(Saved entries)
'''
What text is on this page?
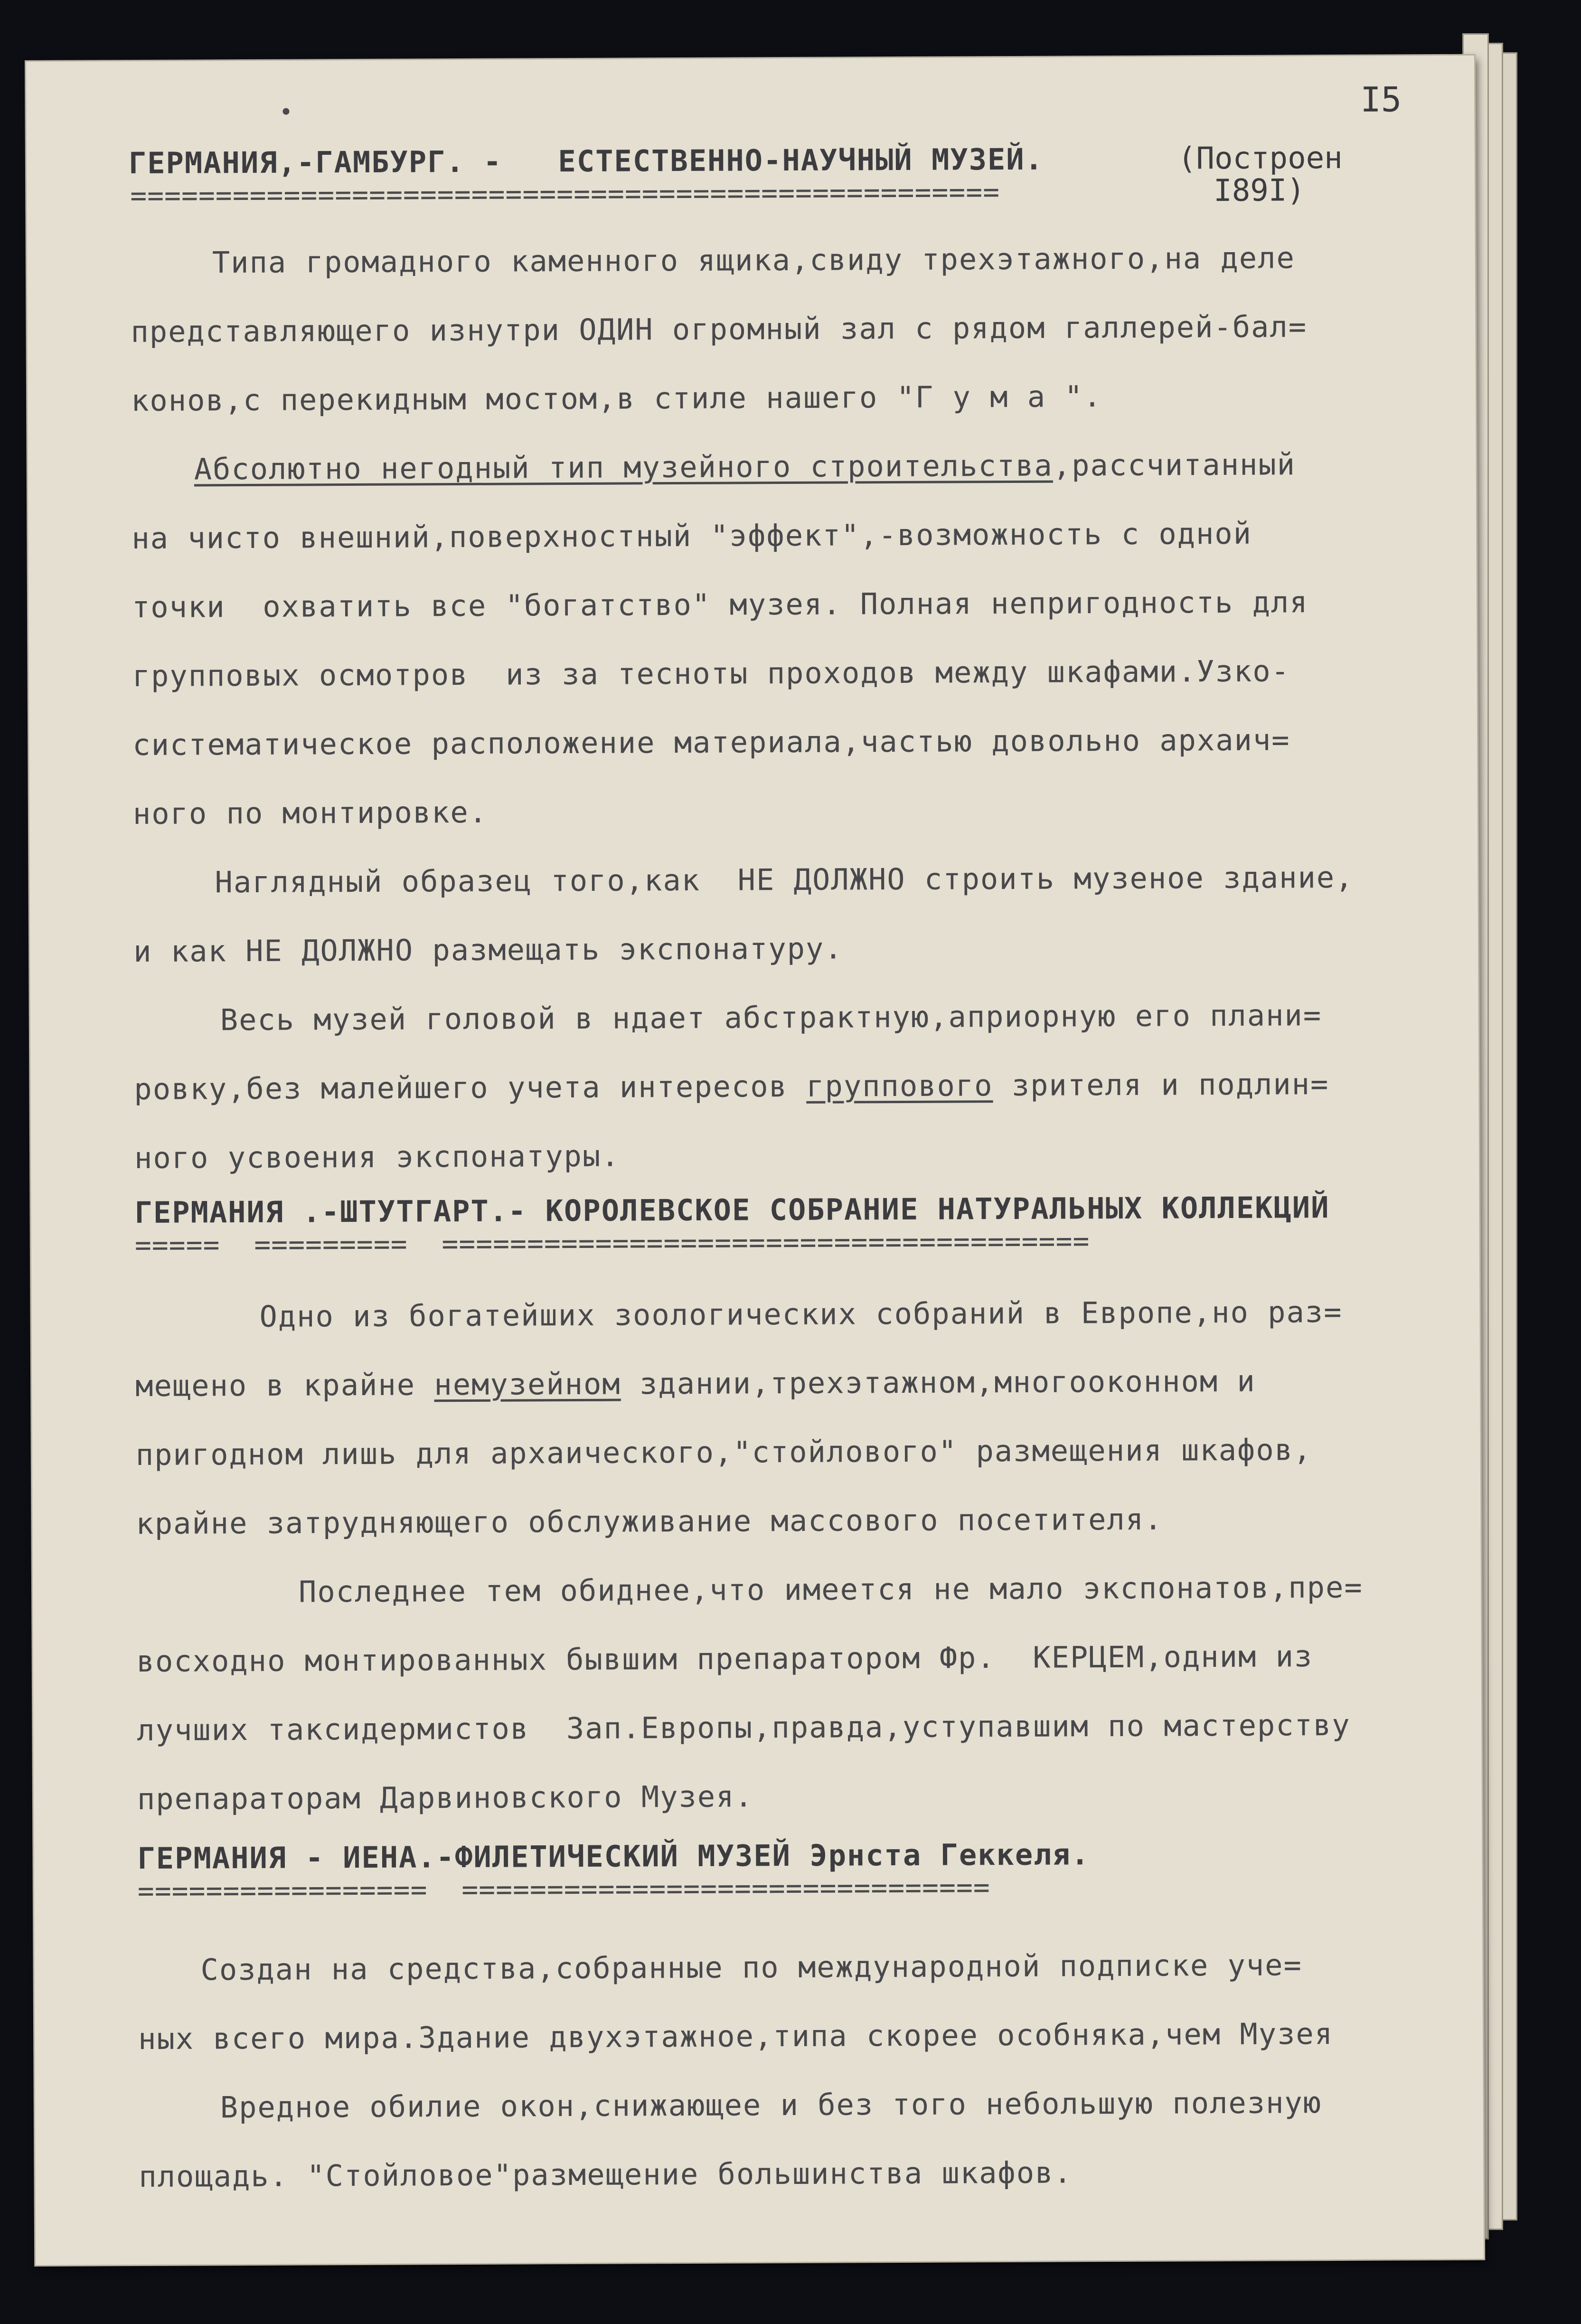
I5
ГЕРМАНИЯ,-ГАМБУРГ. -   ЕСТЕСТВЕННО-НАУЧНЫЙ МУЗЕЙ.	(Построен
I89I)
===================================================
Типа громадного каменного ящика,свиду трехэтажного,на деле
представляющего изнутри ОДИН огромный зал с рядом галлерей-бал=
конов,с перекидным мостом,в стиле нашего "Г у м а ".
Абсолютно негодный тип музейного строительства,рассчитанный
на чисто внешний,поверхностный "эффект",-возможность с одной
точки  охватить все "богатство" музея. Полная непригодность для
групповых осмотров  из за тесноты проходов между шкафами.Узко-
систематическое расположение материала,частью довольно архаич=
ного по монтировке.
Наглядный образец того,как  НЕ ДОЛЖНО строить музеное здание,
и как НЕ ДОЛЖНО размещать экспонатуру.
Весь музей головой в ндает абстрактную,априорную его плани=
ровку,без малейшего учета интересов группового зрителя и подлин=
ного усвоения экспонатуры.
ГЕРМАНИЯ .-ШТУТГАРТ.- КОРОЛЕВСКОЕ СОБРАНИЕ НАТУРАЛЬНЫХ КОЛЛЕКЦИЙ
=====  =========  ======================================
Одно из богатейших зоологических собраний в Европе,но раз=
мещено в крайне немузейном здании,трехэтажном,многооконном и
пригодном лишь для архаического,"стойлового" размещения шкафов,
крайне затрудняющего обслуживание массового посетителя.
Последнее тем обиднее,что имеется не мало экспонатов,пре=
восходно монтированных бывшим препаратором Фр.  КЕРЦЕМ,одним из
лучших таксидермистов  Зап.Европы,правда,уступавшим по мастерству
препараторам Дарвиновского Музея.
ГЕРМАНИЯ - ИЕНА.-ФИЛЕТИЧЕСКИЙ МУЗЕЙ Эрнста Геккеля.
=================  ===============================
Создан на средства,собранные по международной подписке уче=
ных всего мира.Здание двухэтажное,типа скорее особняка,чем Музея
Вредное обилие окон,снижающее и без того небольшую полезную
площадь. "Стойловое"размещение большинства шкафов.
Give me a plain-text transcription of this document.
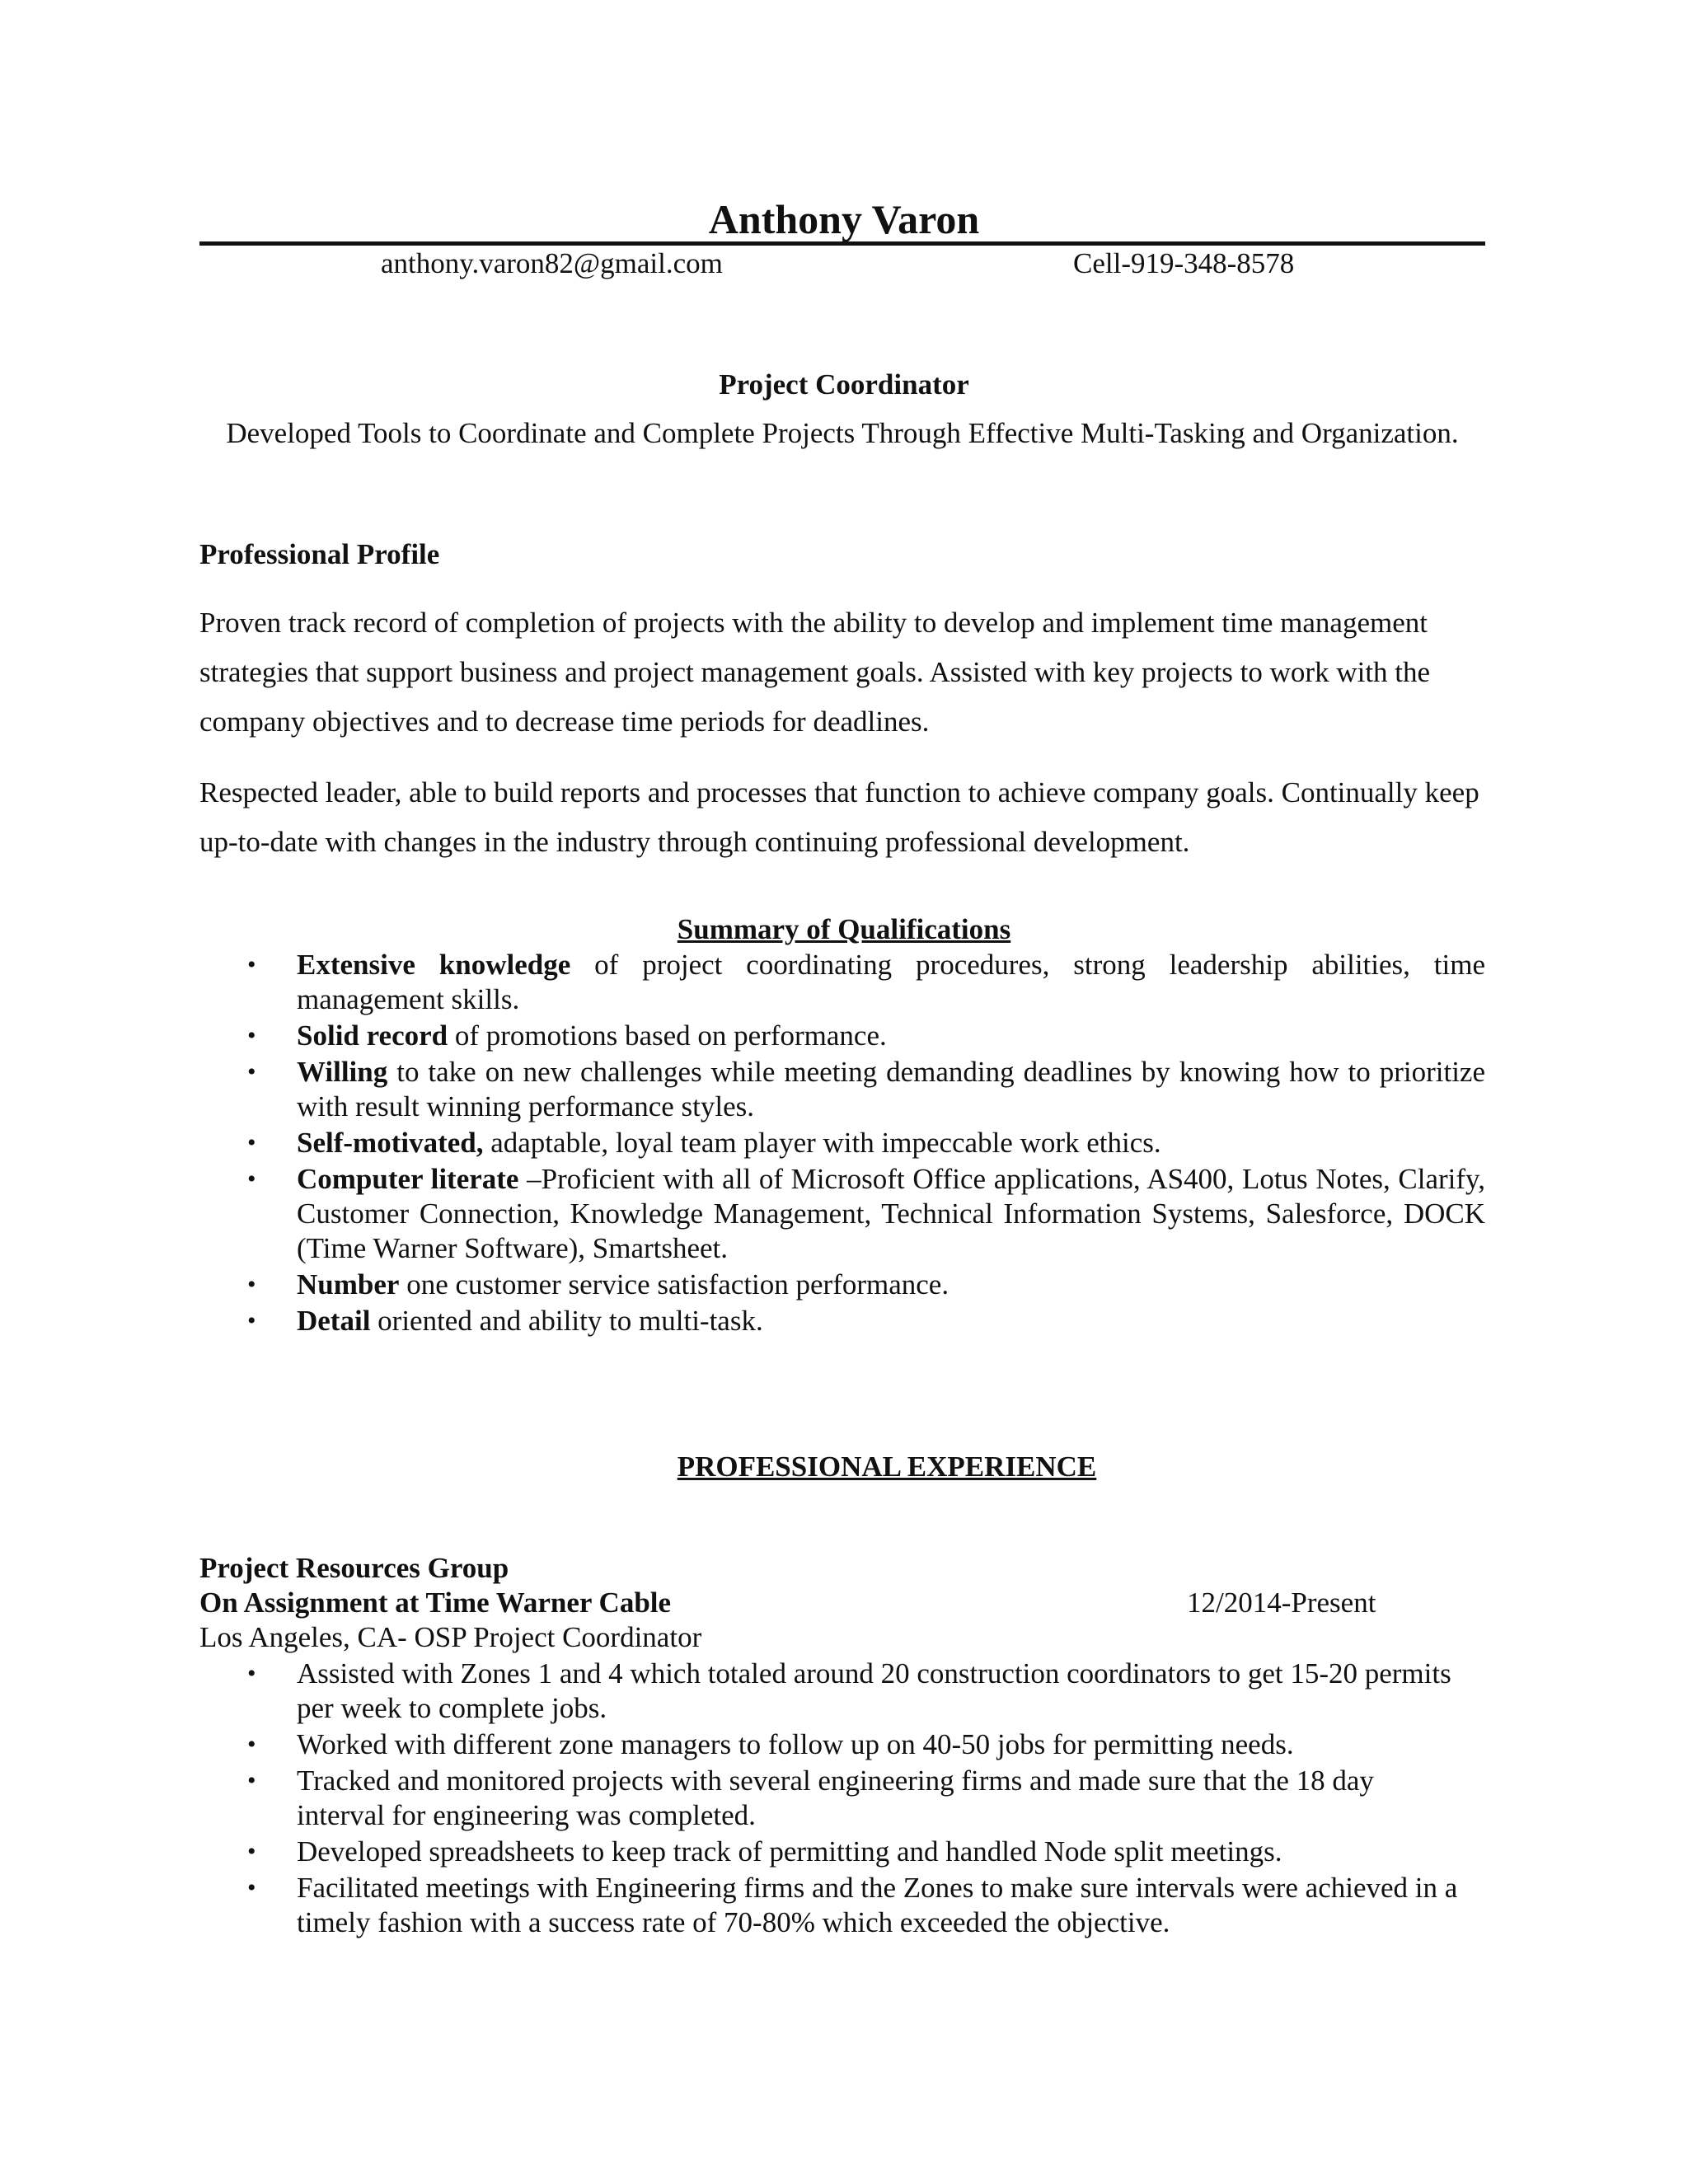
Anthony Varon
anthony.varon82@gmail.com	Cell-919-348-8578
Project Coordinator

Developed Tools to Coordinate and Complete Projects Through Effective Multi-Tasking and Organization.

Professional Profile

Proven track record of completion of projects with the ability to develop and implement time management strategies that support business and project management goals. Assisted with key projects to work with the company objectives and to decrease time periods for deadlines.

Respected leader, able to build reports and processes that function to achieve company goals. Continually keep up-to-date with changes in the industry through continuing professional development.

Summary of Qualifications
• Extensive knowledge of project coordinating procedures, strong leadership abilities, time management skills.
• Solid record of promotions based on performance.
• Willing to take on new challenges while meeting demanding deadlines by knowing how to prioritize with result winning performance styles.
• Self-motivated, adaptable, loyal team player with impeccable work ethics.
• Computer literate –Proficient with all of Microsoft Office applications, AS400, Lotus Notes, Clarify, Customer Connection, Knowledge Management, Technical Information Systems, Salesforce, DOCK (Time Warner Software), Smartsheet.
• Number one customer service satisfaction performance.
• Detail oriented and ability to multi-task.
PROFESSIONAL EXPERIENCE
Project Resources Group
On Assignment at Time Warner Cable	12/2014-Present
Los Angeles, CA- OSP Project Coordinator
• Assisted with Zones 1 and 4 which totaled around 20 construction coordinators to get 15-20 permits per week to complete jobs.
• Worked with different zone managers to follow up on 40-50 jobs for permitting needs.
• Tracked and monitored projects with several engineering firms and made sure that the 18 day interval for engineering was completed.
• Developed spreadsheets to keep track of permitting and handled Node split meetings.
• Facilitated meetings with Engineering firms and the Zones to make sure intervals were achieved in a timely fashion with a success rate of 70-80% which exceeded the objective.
'''
## Given exercise
Do not include images; quote all of the entries above exactly.

## In response
What text is on this page?
I5
ГЕРМАНИЯ,-ГАМБУРГ. -   ЕСТЕСТВЕННО-НАУЧНЫЙ МУЗЕЙ.	(Построен
I89I)
===================================================
Типа громадного каменного ящика,свиду трехэтажного,на деле
представляющего изнутри ОДИН огромный зал с рядом галлерей-бал=
конов,с перекидным мостом,в стиле нашего "Г у м а ".
Абсолютно негодный тип музейного строительства,рассчитанный
на чисто внешний,поверхностный "эффект",-возможность с одной
точки  охватить все "богатство" музея. Полная непригодность для
групповых осмотров  из за тесноты проходов между шкафами.Узко-
систематическое расположение материала,частью довольно архаич=
ного по монтировке.
Наглядный образец того,как  НЕ ДОЛЖНО строить музеное здание,
и как НЕ ДОЛЖНО размещать экспонатуру.
Весь музей головой в ндает абстрактную,априорную его плани=
ровку,без малейшего учета интересов группового зрителя и подлин=
ного усвоения экспонатуры.
ГЕРМАНИЯ .-ШТУТГАРТ.- КОРОЛЕВСКОЕ СОБРАНИЕ НАТУРАЛЬНЫХ КОЛЛЕКЦИЙ
=====  =========  ======================================
Одно из богатейших зоологических собраний в Европе,но раз=
мещено в крайне немузейном здании,трехэтажном,многооконном и
пригодном лишь для архаического,"стойлового" размещения шкафов,
крайне затрудняющего обслуживание массового посетителя.
Последнее тем обиднее,что имеется не мало экспонатов,пре=
восходно монтированных бывшим препаратором Фр.  КЕРЦЕМ,одним из
лучших таксидермистов  Зап.Европы,правда,уступавшим по мастерству
препараторам Дарвиновского Музея.
ГЕРМАНИЯ - ИЕНА.-ФИЛЕТИЧЕСКИЙ МУЗЕЙ Эрнста Геккеля.
=================  ===============================
Создан на средства,собранные по международной подписке уче=
ных всего мира.Здание двухэтажное,типа скорее особняка,чем Музея
Вредное обилие окон,снижающее и без того небольшую полезную
площадь. "Стойловое"размещение большинства шкафов.
Give me a plain-text transcription of this document.
Anthony Varon
anthony.varon82@gmail.com	Cell-919-348-8578
Project Coordinator

Developed Tools to Coordinate and Complete Projects Through Effective Multi-Tasking and Organization.

Professional Profile

Proven track record of completion of projects with the ability to develop and implement time management strategies that support business and project management goals. Assisted with key projects to work with the company objectives and to decrease time periods for deadlines.

Respected leader, able to build reports and processes that function to achieve company goals. Continually keep up-to-date with changes in the industry through continuing professional development.

Summary of Qualifications
• Extensive knowledge of project coordinating procedures, strong leadership abilities, time management skills.
• Solid record of promotions based on performance.
• Willing to take on new challenges while meeting demanding deadlines by knowing how to prioritize with result winning performance styles.
• Self-motivated, adaptable, loyal team player with impeccable work ethics.
• Computer literate –Proficient with all of Microsoft Office applications, AS400, Lotus Notes, Clarify, Customer Connection, Knowledge Management, Technical Information Systems, Salesforce, DOCK (Time Warner Software), Smartsheet.
• Number one customer service satisfaction performance.
• Detail oriented and ability to multi-task.
PROFESSIONAL EXPERIENCE
Project Resources Group
On Assignment at Time Warner Cable	12/2014-Present
Los Angeles, CA- OSP Project Coordinator
• Assisted with Zones 1 and 4 which totaled around 20 construction coordinators to get 15-20 permits per week to complete jobs.
• Worked with different zone managers to follow up on 40-50 jobs for permitting needs.
• Tracked and monitored projects with several engineering firms and made sure that the 18 day interval for engineering was completed.
• Developed spreadsheets to keep track of permitting and handled Node split meetings.
• Facilitated meetings with Engineering firms and the Zones to make sure intervals were achieved in a timely fashion with a success rate of 70-80% which exceeded the objective.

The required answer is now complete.